## What you have to do
Set down the part of the listing that starts with the line containing "Enumerate 17 of" and ends with the line containing "required-mark: * [130, 159, 134, 169]", both lines included, copying each line unchanged. Leave the pictures out.

============================================================

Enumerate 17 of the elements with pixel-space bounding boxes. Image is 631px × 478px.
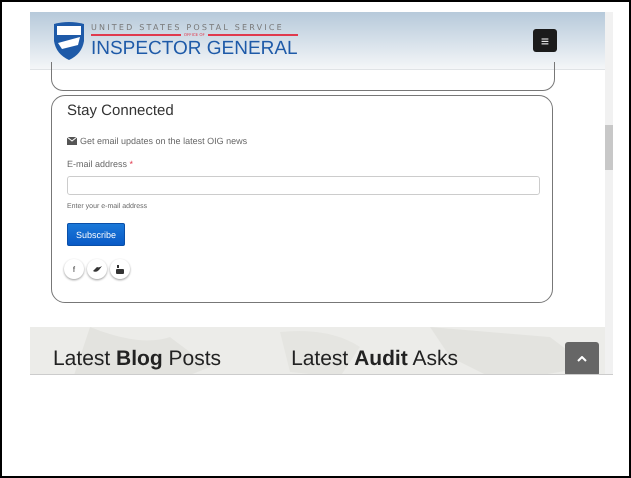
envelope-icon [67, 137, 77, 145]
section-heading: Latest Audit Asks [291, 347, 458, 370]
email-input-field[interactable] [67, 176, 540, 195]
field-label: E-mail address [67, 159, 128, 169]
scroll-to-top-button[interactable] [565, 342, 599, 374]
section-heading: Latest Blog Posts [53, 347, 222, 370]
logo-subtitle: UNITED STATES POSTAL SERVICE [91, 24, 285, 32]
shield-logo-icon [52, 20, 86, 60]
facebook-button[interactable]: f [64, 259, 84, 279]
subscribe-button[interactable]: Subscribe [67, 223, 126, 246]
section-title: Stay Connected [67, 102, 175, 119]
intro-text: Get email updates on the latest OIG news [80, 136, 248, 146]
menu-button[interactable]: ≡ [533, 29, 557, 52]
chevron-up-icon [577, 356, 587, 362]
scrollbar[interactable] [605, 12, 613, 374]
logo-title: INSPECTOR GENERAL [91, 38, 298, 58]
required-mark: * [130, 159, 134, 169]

============================================================

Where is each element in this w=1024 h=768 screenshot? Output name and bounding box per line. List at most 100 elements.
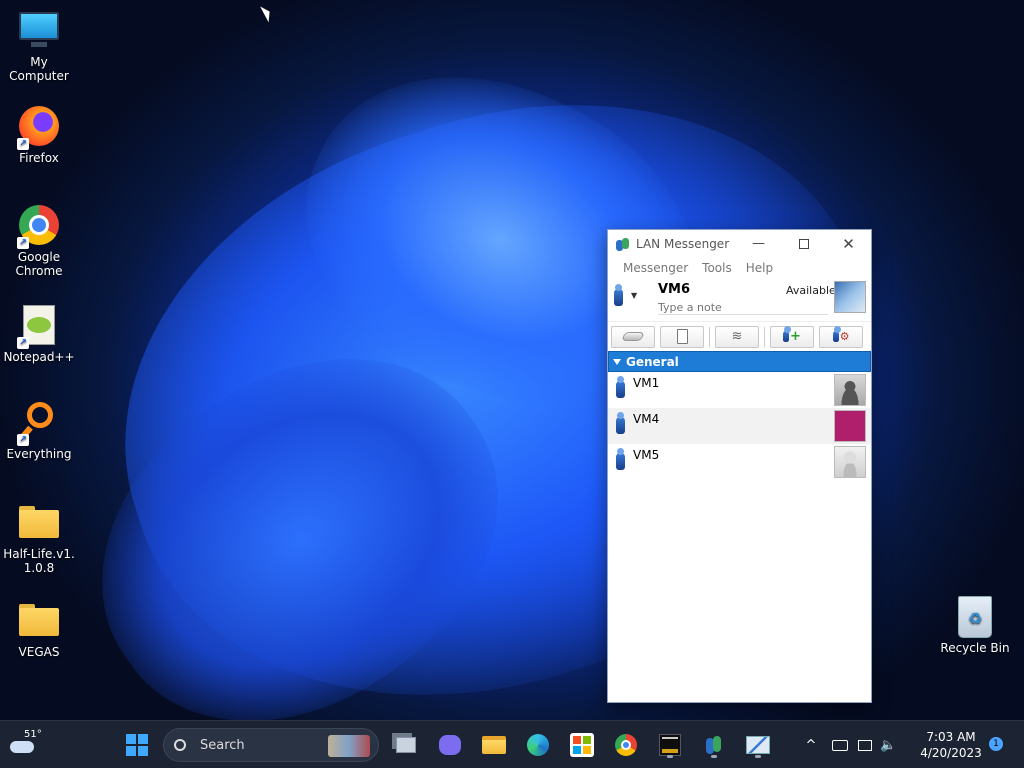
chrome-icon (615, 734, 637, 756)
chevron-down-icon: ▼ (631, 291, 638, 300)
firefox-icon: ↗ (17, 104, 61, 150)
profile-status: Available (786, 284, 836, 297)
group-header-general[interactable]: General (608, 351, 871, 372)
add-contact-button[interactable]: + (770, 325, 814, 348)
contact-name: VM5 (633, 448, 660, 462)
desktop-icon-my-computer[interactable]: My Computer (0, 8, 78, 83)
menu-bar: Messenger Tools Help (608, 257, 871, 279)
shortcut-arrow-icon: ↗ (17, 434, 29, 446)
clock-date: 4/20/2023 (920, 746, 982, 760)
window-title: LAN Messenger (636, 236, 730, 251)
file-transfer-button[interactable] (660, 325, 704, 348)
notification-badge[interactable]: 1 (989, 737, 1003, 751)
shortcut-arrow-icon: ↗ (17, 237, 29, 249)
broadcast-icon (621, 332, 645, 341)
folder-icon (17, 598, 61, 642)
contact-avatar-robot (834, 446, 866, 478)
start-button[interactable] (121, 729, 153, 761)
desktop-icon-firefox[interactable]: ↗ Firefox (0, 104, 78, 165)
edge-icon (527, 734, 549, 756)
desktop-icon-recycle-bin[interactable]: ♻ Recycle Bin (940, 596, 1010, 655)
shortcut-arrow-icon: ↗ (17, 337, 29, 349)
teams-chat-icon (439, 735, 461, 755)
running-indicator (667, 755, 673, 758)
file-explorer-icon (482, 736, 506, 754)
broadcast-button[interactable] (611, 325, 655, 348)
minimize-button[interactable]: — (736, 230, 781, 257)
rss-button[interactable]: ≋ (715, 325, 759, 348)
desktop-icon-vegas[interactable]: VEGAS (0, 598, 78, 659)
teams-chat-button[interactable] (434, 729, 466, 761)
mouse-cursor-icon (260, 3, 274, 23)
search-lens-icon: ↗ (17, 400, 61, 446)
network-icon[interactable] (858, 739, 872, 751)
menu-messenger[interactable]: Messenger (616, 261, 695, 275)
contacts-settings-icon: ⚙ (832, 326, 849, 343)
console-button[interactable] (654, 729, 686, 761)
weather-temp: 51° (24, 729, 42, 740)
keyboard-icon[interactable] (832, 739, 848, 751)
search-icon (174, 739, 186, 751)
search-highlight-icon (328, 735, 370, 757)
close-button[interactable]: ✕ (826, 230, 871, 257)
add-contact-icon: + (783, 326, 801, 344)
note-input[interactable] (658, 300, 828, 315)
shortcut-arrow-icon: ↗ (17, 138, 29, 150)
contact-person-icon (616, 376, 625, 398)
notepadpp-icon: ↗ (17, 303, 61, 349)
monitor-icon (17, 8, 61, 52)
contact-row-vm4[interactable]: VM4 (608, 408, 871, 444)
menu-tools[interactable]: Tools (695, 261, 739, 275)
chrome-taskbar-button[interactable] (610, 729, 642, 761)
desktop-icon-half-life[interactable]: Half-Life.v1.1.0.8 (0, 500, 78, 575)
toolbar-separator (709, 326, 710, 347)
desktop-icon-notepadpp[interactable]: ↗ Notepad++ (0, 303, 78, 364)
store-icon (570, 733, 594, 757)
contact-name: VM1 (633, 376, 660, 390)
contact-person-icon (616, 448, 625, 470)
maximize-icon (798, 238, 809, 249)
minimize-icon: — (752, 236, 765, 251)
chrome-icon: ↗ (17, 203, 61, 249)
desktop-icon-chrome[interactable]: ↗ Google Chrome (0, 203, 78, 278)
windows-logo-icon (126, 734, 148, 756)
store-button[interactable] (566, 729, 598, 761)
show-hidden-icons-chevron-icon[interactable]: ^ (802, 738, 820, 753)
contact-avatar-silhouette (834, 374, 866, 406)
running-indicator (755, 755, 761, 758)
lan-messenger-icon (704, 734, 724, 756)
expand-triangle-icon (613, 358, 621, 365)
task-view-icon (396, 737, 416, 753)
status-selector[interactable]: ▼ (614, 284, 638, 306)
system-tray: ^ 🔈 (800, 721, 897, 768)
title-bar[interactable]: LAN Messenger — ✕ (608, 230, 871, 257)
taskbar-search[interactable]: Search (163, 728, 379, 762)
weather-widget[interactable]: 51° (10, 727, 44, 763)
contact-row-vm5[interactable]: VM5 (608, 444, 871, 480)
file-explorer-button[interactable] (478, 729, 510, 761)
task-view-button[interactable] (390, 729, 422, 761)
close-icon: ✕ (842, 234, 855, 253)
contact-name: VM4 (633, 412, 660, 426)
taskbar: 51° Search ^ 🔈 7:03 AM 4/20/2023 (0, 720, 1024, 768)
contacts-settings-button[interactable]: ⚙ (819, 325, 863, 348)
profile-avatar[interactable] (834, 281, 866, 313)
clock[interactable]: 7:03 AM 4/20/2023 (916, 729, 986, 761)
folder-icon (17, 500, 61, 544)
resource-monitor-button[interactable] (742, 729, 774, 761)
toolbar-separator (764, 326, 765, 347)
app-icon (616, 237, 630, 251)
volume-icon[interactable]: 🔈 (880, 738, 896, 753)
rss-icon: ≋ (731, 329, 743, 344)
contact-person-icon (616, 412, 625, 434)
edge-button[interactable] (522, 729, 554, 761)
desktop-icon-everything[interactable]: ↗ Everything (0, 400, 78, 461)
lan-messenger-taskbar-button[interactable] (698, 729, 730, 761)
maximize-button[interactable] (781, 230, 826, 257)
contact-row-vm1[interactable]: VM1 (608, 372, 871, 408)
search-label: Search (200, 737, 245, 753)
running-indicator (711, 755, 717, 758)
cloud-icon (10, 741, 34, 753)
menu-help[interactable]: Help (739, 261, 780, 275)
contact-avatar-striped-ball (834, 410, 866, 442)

============================================================

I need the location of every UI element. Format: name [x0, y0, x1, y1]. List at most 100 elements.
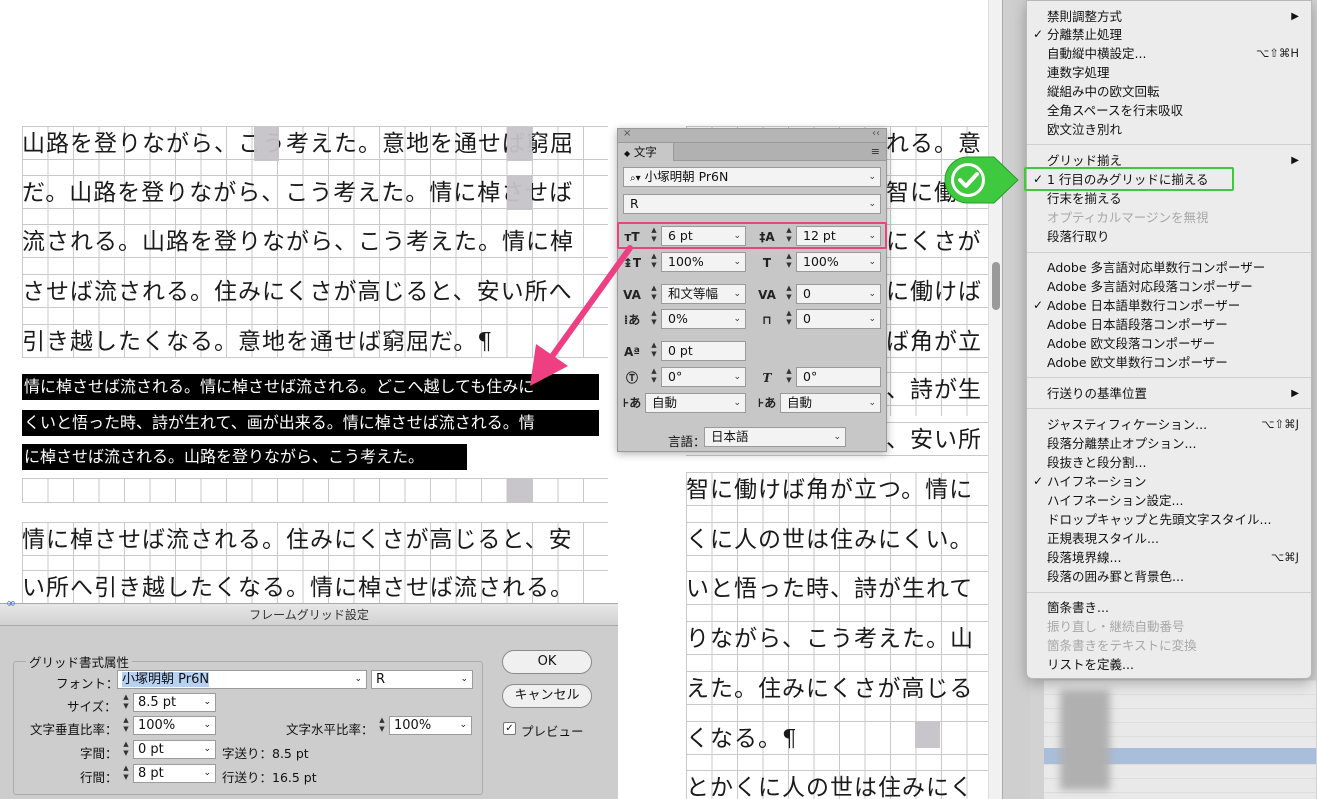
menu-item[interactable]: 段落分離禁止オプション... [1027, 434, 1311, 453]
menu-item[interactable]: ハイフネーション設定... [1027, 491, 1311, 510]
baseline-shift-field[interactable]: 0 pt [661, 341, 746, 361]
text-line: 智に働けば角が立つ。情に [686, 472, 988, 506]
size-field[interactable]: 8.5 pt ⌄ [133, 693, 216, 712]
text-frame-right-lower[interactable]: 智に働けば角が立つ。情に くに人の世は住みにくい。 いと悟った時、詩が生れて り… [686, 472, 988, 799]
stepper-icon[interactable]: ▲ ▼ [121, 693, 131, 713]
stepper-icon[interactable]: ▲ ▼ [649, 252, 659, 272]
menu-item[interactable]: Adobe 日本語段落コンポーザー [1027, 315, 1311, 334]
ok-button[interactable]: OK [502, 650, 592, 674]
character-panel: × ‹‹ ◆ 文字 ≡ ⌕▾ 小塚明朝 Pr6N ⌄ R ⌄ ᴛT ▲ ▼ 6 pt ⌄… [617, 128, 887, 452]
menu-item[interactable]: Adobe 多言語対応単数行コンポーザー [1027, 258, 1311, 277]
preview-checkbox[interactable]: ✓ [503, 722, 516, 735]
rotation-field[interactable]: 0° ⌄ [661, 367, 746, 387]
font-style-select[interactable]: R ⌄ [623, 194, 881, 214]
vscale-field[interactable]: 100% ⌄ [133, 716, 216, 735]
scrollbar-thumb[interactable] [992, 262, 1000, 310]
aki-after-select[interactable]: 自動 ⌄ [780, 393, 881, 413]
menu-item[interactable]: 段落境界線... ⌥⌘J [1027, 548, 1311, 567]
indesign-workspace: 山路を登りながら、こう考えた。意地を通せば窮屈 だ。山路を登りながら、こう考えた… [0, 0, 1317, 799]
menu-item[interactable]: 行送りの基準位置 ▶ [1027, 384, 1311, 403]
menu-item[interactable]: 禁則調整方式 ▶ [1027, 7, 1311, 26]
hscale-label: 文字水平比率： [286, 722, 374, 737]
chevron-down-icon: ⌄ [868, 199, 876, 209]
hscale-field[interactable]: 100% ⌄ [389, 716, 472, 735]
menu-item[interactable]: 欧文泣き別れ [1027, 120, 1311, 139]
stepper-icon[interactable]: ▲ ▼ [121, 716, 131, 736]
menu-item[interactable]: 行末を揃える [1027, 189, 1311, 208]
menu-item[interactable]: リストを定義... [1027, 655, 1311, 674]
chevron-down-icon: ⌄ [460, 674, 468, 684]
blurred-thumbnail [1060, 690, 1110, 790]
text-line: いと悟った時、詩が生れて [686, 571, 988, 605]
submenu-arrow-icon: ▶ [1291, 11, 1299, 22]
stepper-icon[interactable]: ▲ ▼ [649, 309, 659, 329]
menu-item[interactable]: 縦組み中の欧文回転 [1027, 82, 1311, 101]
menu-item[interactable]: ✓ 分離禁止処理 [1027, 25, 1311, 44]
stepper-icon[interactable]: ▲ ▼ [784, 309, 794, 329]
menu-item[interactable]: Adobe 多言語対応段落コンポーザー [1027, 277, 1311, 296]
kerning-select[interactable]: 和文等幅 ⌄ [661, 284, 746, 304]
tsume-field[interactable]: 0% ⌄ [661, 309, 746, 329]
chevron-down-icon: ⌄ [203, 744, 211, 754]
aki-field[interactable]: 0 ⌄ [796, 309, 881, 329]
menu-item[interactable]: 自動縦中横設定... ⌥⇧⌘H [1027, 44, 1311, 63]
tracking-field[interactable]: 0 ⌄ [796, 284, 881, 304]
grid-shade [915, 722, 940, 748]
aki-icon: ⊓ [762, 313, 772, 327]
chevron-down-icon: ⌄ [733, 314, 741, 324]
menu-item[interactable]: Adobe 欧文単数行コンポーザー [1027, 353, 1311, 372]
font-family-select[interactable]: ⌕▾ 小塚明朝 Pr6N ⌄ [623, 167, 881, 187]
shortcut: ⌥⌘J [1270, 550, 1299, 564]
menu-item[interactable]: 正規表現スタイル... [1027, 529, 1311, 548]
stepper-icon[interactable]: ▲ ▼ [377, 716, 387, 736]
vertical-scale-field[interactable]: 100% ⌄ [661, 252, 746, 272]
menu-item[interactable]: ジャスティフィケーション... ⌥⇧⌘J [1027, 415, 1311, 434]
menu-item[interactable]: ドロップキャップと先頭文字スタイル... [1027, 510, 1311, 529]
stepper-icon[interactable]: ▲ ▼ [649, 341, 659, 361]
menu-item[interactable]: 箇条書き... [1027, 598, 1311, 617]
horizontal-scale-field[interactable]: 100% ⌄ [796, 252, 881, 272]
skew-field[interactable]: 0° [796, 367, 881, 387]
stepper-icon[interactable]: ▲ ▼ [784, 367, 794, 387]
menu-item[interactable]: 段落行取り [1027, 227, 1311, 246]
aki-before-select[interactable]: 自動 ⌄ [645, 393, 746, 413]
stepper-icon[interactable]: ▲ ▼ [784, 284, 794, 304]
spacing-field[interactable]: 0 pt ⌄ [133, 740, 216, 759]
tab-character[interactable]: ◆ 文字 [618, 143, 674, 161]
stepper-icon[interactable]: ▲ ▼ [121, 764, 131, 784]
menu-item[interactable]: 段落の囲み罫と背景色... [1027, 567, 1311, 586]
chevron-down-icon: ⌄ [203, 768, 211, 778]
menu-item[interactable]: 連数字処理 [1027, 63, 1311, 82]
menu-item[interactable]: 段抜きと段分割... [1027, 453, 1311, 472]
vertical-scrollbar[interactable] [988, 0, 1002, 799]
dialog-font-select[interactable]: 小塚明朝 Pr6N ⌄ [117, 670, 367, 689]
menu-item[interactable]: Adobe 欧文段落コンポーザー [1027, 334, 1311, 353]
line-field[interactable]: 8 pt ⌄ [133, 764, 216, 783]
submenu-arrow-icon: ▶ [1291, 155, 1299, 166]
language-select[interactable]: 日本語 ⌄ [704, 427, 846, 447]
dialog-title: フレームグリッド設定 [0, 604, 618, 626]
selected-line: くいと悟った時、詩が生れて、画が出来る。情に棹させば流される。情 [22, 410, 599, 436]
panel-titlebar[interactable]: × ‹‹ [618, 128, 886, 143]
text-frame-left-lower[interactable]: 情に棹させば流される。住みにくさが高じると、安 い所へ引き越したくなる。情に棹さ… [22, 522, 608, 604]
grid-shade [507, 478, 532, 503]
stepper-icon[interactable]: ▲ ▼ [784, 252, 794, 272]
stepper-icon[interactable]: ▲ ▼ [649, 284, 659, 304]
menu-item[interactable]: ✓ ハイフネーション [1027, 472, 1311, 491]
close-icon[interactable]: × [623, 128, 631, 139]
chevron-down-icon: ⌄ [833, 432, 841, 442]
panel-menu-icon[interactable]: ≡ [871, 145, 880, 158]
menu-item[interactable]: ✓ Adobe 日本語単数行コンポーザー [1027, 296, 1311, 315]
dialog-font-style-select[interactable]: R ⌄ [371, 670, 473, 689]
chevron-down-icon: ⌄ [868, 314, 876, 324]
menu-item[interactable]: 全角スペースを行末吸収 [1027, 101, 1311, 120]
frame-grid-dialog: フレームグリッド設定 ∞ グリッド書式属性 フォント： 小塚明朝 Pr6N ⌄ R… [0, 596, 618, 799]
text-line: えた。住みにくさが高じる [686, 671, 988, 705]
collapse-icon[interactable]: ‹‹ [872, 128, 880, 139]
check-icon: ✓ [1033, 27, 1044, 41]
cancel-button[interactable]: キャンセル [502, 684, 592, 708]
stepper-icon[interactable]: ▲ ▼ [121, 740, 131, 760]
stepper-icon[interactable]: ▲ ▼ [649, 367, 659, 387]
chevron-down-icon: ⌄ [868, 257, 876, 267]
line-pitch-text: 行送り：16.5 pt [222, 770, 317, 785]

============================================================

## Exercise response
Enumerate 17 of the elements with pixel-space bounding boxes. Image is 631px × 478px.
envelope-icon [67, 137, 77, 145]
section-heading: Latest Audit Asks [291, 347, 458, 370]
email-input-field[interactable] [67, 176, 540, 195]
field-label: E-mail address [67, 159, 128, 169]
scroll-to-top-button[interactable] [565, 342, 599, 374]
section-heading: Latest Blog Posts [53, 347, 222, 370]
logo-subtitle: UNITED STATES POSTAL SERVICE [91, 24, 285, 32]
shield-logo-icon [52, 20, 86, 60]
facebook-button[interactable]: f [64, 259, 84, 279]
subscribe-button[interactable]: Subscribe [67, 223, 126, 246]
section-title: Stay Connected [67, 102, 175, 119]
intro-text: Get email updates on the latest OIG news [80, 136, 248, 146]
menu-button[interactable]: ≡ [533, 29, 557, 52]
chevron-up-icon [577, 356, 587, 362]
scrollbar[interactable] [605, 12, 613, 374]
logo-title: INSPECTOR GENERAL [91, 38, 298, 58]
required-mark: * [130, 159, 134, 169]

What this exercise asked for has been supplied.